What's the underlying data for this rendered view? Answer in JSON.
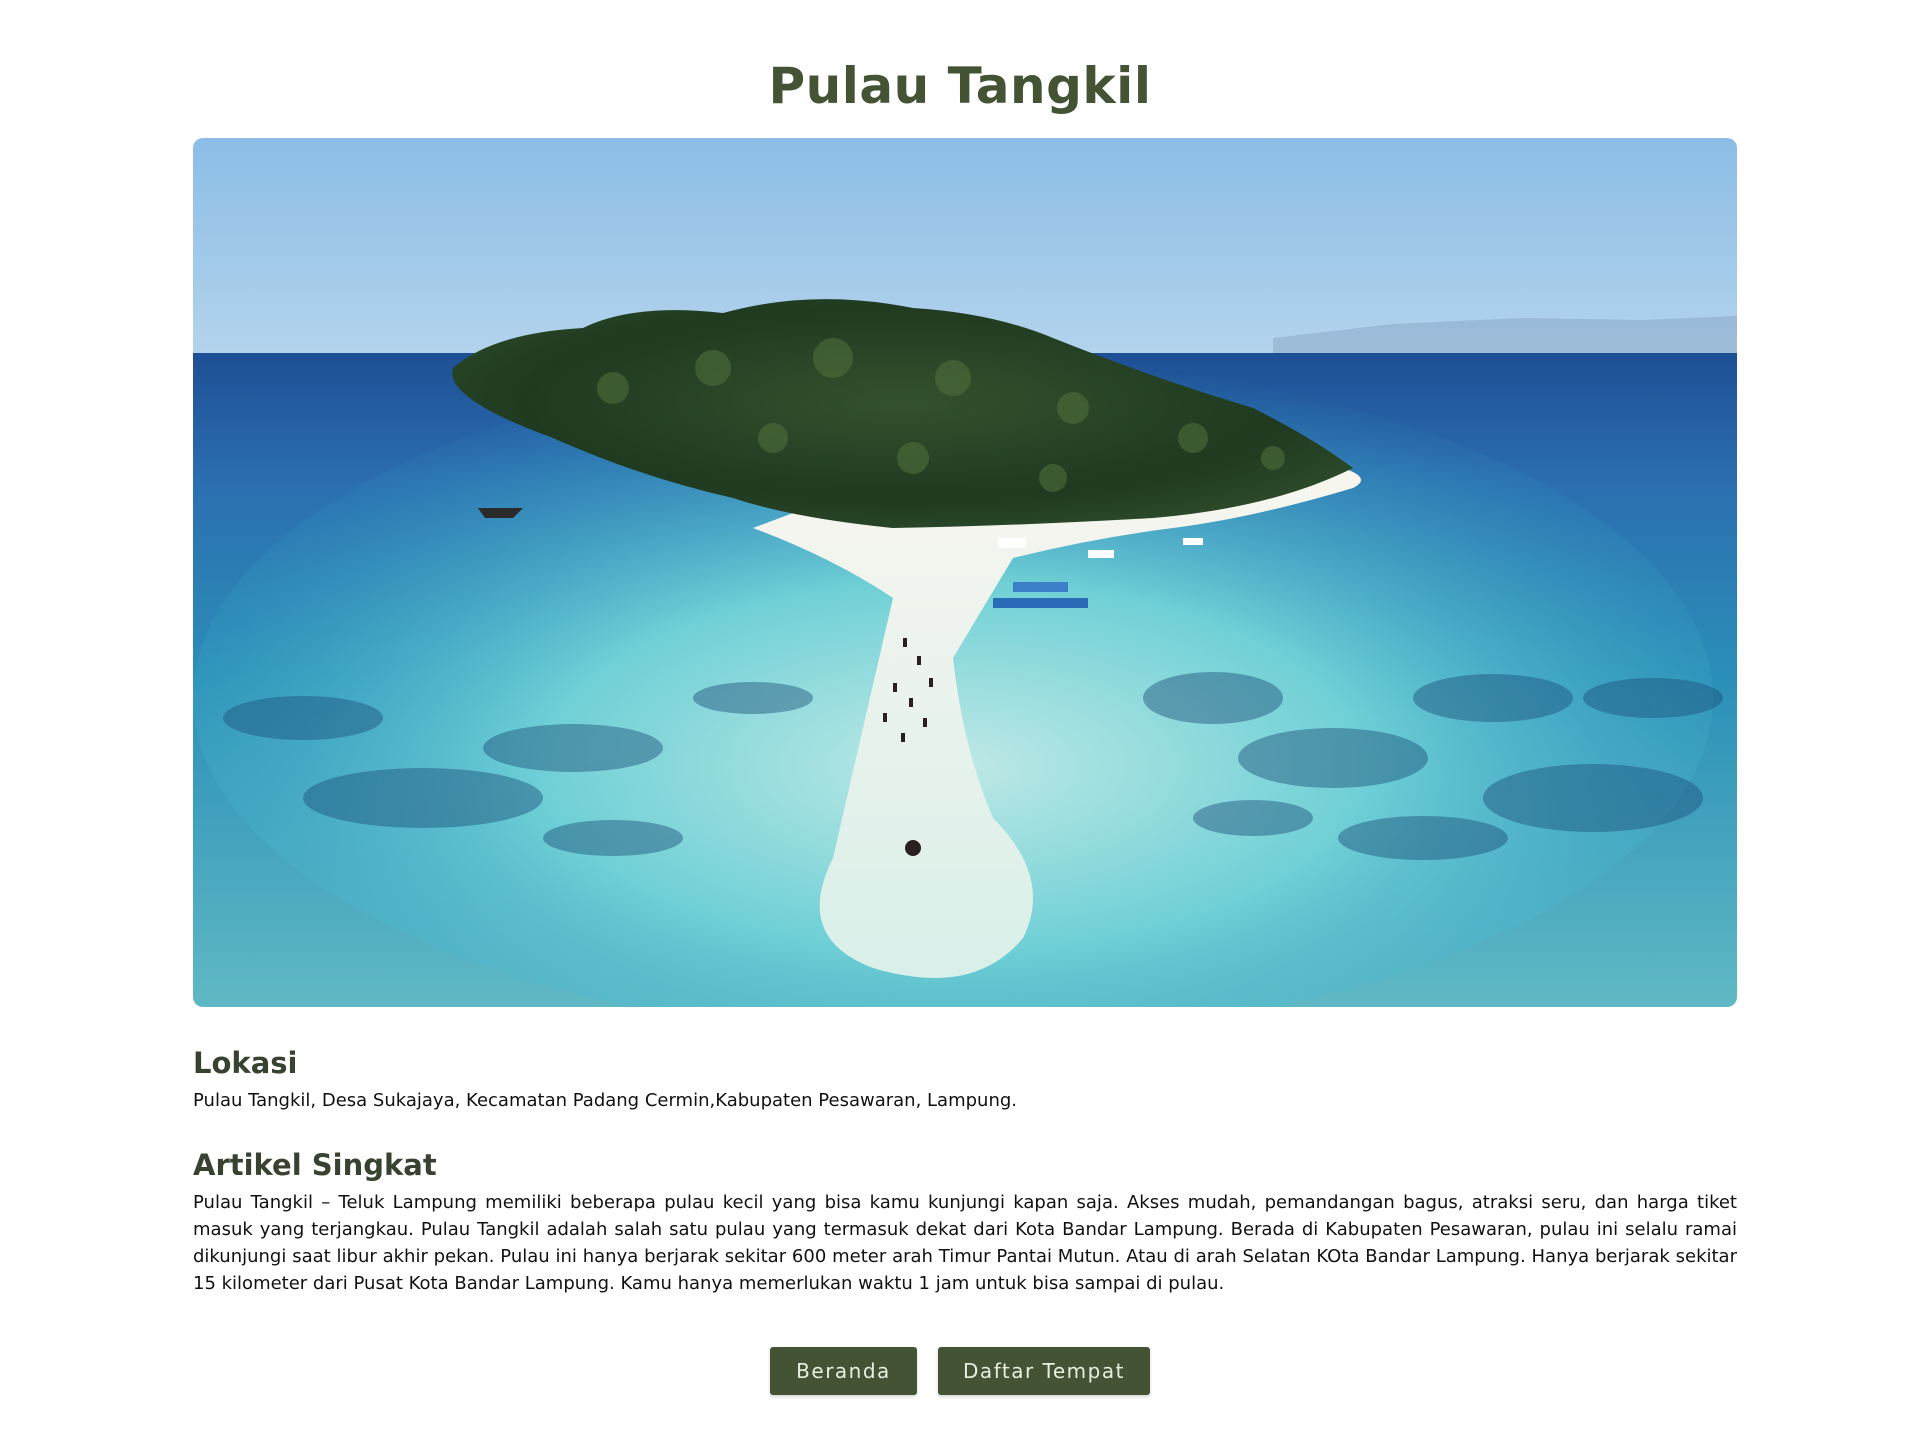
{
  "page": {
    "title": "Pulau Tangkil"
  },
  "hero_image": {
    "alt": "Aerial view of Pulau Tangkil island with a white sandbar and turquoise water"
  },
  "location": {
    "heading": "Lokasi",
    "text": "Pulau Tangkil, Desa Sukajaya, Kecamatan Padang Cermin,Kabupaten Pesawaran, Lampung."
  },
  "article": {
    "heading": "Artikel Singkat",
    "text": "Pulau Tangkil – Teluk Lampung memiliki beberapa pulau kecil yang bisa kamu kunjungi kapan saja. Akses mudah, pemandangan bagus, atraksi seru, dan harga tiket masuk yang terjangkau. Pulau Tangkil adalah salah satu pulau yang termasuk dekat dari Kota Bandar Lampung. Berada di Kabupaten Pesawaran, pulau ini selalu ramai dikunjungi saat libur akhir pekan. Pulau ini hanya berjarak sekitar 600 meter arah Timur Pantai Mutun. Atau di arah Selatan KOta Bandar Lampung. Hanya berjarak sekitar 15 kilometer dari Pusat Kota Bandar Lampung. Kamu hanya memerlukan waktu 1 jam untuk bisa sampai di pulau."
  },
  "buttons": {
    "home_label": "Beranda",
    "list_label": "Daftar Tempat"
  },
  "colors": {
    "accent": "#435334",
    "heading": "#374230",
    "button_text": "#e8efe0"
  }
}
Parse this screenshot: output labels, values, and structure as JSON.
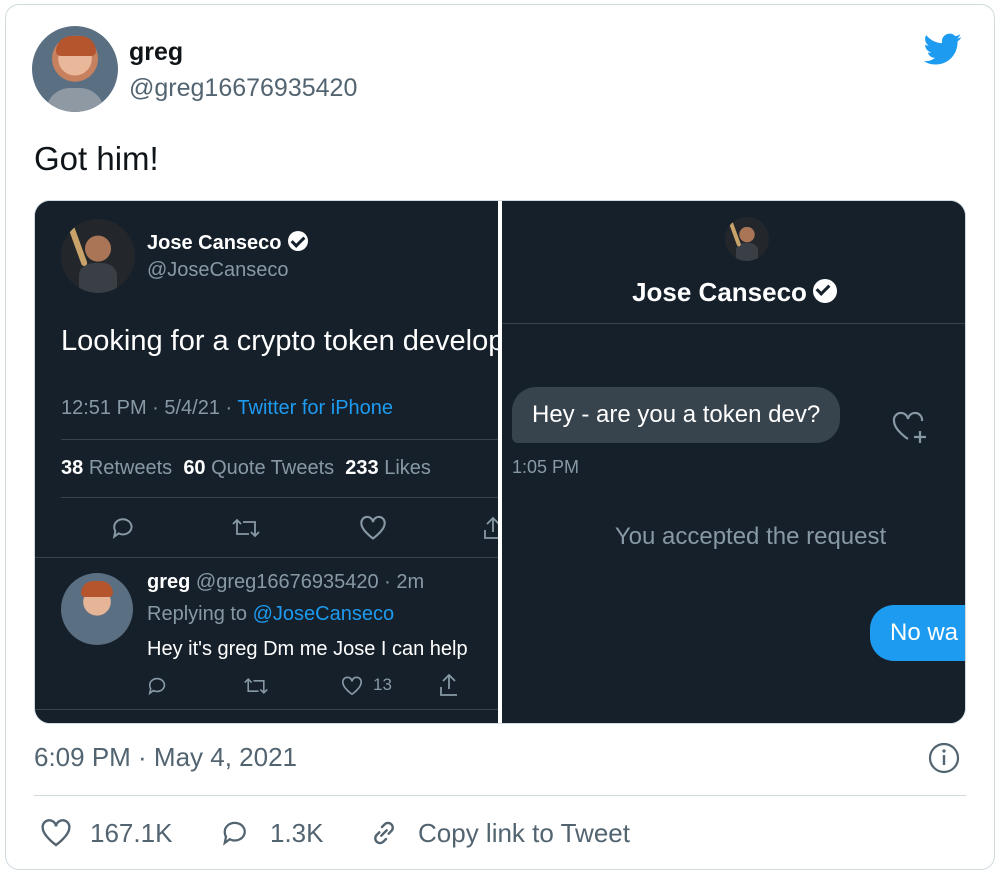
{
  "tweet": {
    "author_name": "greg",
    "author_handle": "@greg16676935420",
    "text": "Got him!",
    "timestamp": "6:09 PM · May 4, 2021",
    "likes": "167.1K",
    "replies": "1.3K",
    "copy_link_label": "Copy link to Tweet"
  },
  "left_panel": {
    "name": "Jose Canseco",
    "handle": "@JoseCanseco",
    "text": "Looking for a crypto token develop",
    "time_date": "12:51 PM · 5/4/21 · ",
    "source": "Twitter for iPhone",
    "retweets_count": "38",
    "retweets_label": "Retweets",
    "quote_count": "60",
    "quote_label": "Quote Tweets",
    "likes_count": "233",
    "likes_label": "Likes",
    "reply": {
      "name": "greg",
      "handle_time": "@greg16676935420 · 2m",
      "replying_to_label": "Replying to ",
      "replying_to_handle": "@JoseCanseco",
      "text": "Hey it's greg Dm me Jose I can help",
      "like_count": "13"
    }
  },
  "right_panel": {
    "name": "Jose Canseco",
    "message_in": "Hey - are you a token dev?",
    "message_time": "1:05 PM",
    "system_text": "You accepted the request",
    "message_out": "No wa"
  },
  "colors": {
    "twitter_blue": "#1d9bf0",
    "dark_bg": "#15202b",
    "gray_text": "#536471"
  }
}
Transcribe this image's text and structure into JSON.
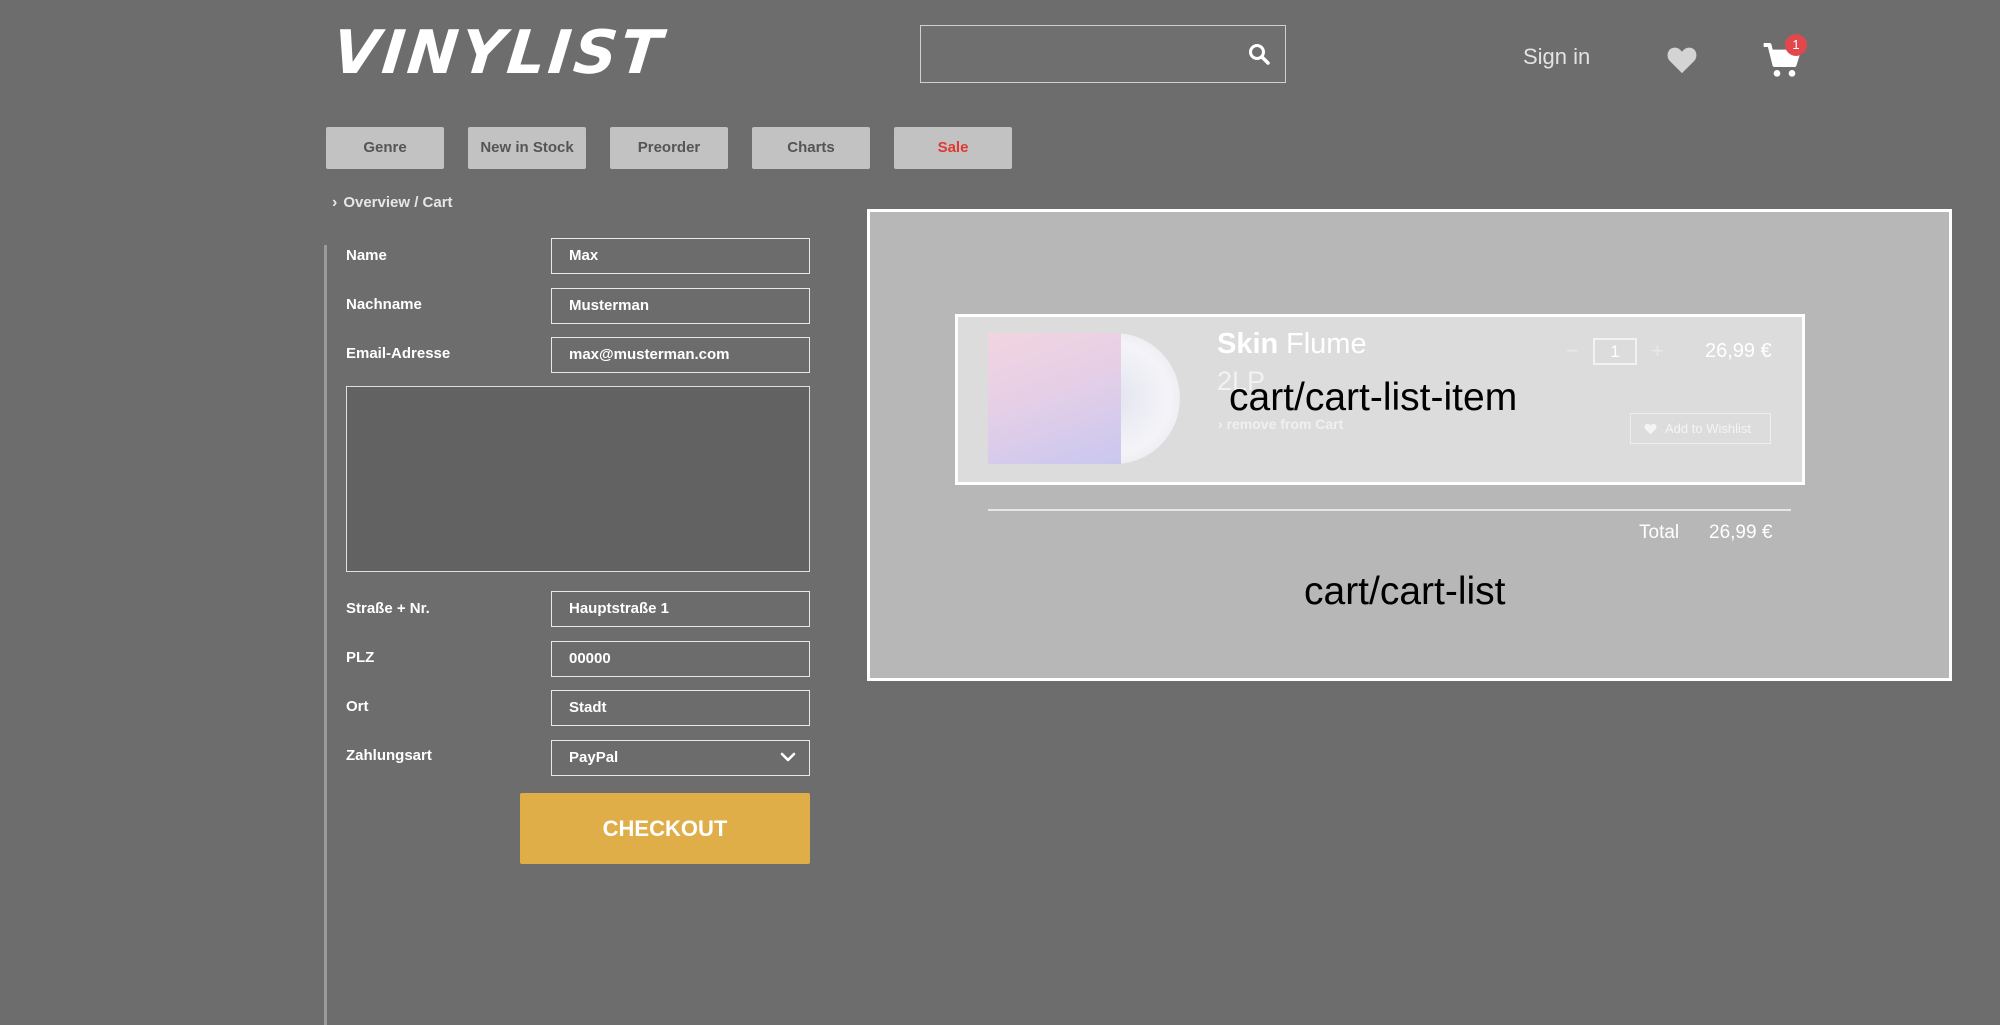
{
  "header": {
    "logo": "VINYLIST",
    "search_placeholder": "",
    "signin": "Sign in",
    "cart_count": "1"
  },
  "nav": {
    "tabs": [
      "Genre",
      "New in Stock",
      "Preorder",
      "Charts",
      "Sale"
    ]
  },
  "breadcrumb": "Overview / Cart",
  "form": {
    "name_label": "Name",
    "name_value": "Max",
    "nachname_label": "Nachname",
    "nachname_value": "Musterman",
    "email_label": "Email-Adresse",
    "email_value": "max@musterman.com",
    "strasse_label": "Straße + Nr.",
    "strasse_value": "Hauptstraße 1",
    "plz_label": "PLZ",
    "plz_value": "00000",
    "ort_label": "Ort",
    "ort_value": "Stadt",
    "zahlungsart_label": "Zahlungsart",
    "zahlungsart_value": "PayPal",
    "checkout_label": "CHECKOUT"
  },
  "cart": {
    "item": {
      "title": "Skin",
      "artist": "Flume",
      "format": "2LP",
      "remove_label": "remove from Cart",
      "qty_minus": "−",
      "qty": "1",
      "qty_plus": "+",
      "price": "26,99 €",
      "wishlist_label": "Add to Wishlist"
    },
    "total_label": "Total",
    "total_value": "26,99 €",
    "item_overlay_label": "cart/cart-list-item",
    "list_overlay_label": "cart/cart-list"
  },
  "colors": {
    "background": "#6d6d6d",
    "checkout": "#e0ae48",
    "sale": "#e03a30",
    "badge": "#e2474c"
  }
}
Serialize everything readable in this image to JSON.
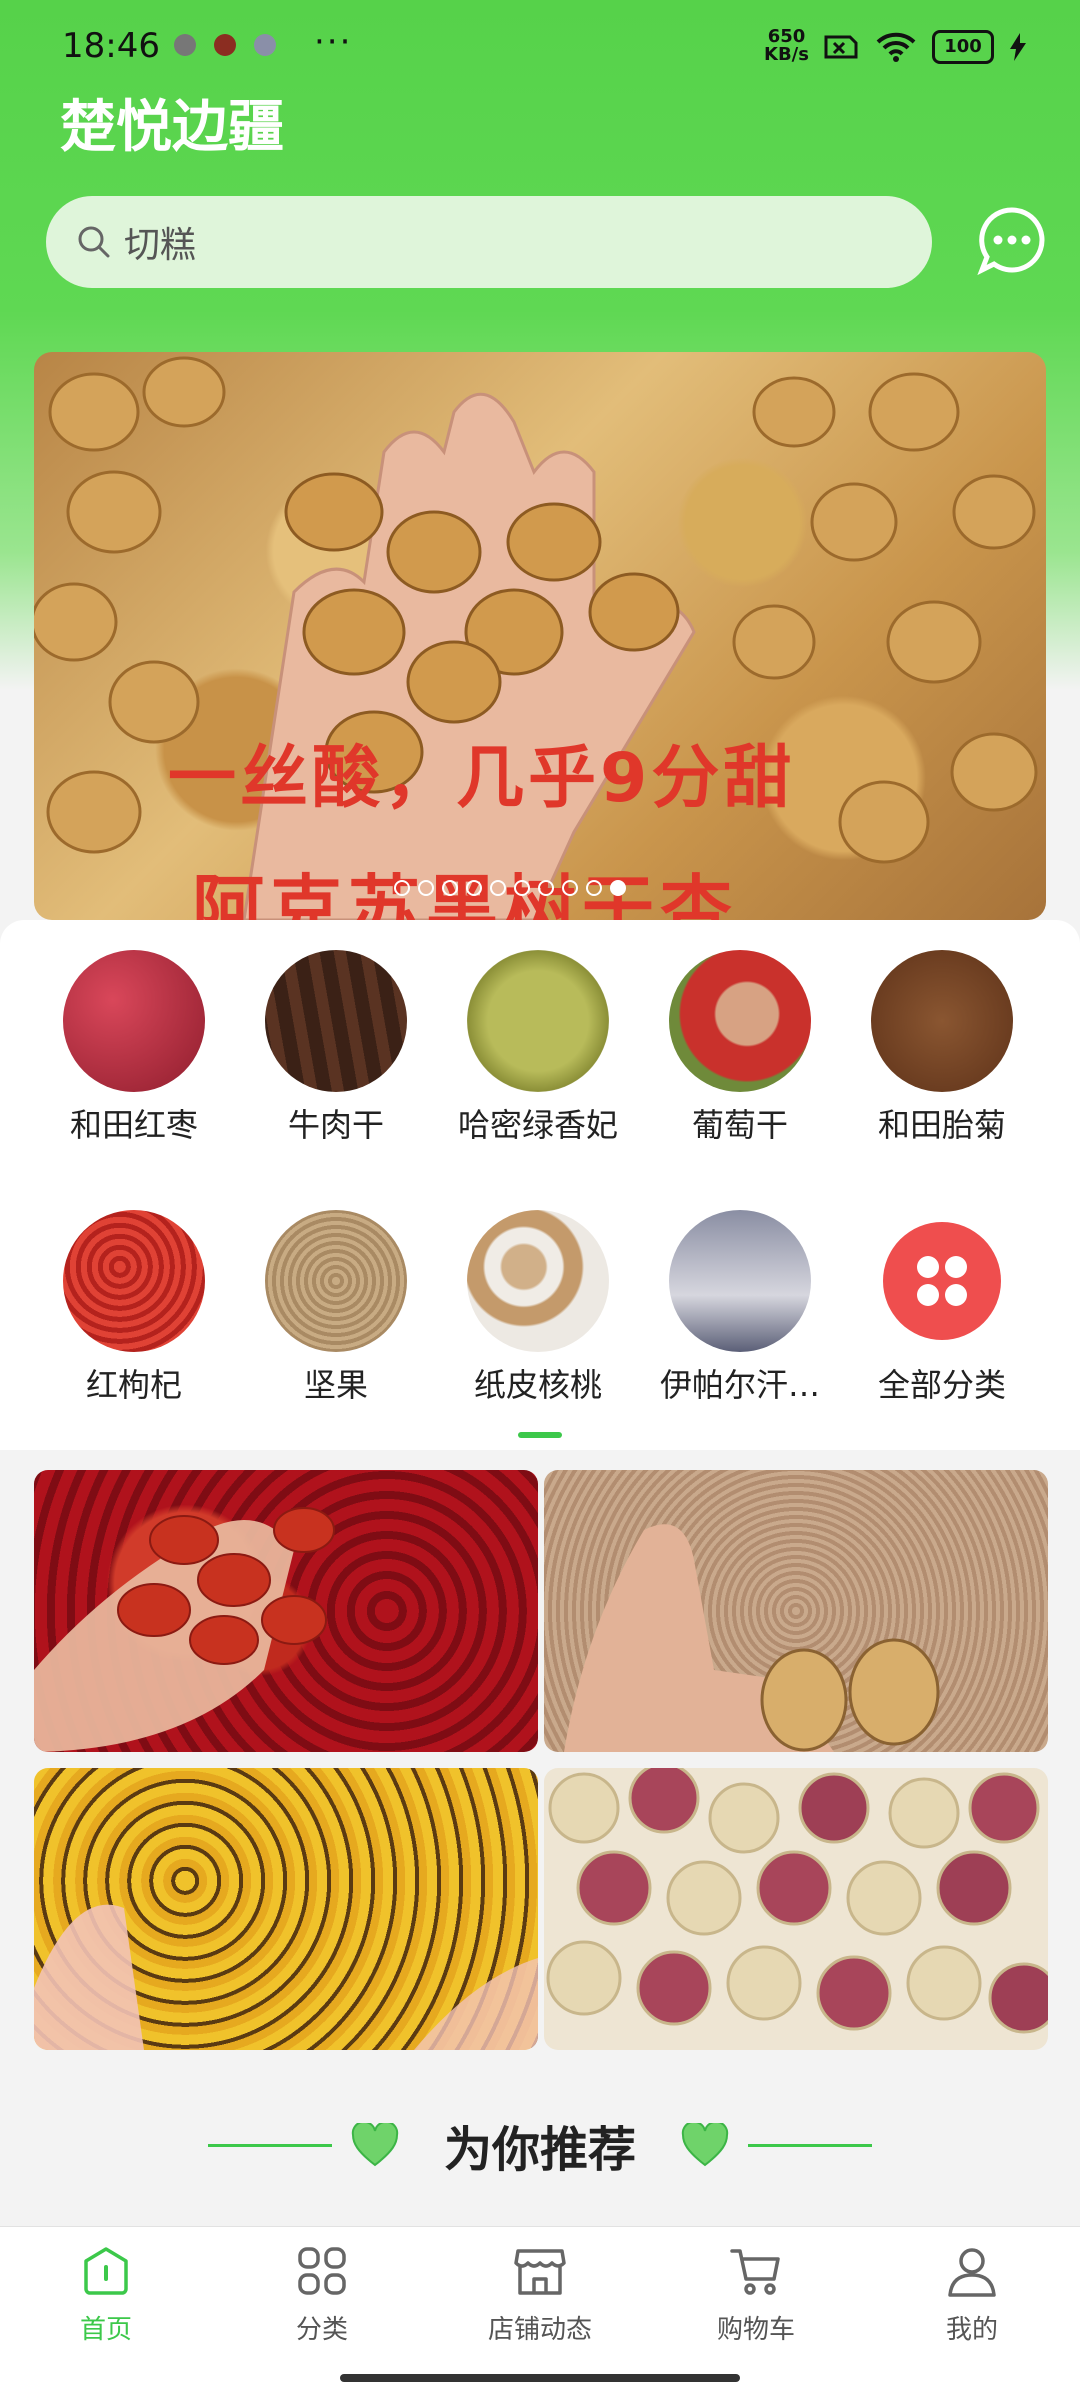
━━━
What is asked –
Pick out each line containing the string "structure" and copy it.

Solution below –
Parse this screenshot: output labels, values, and structure as JSON.
Transcribe this image's text and structure into JSON.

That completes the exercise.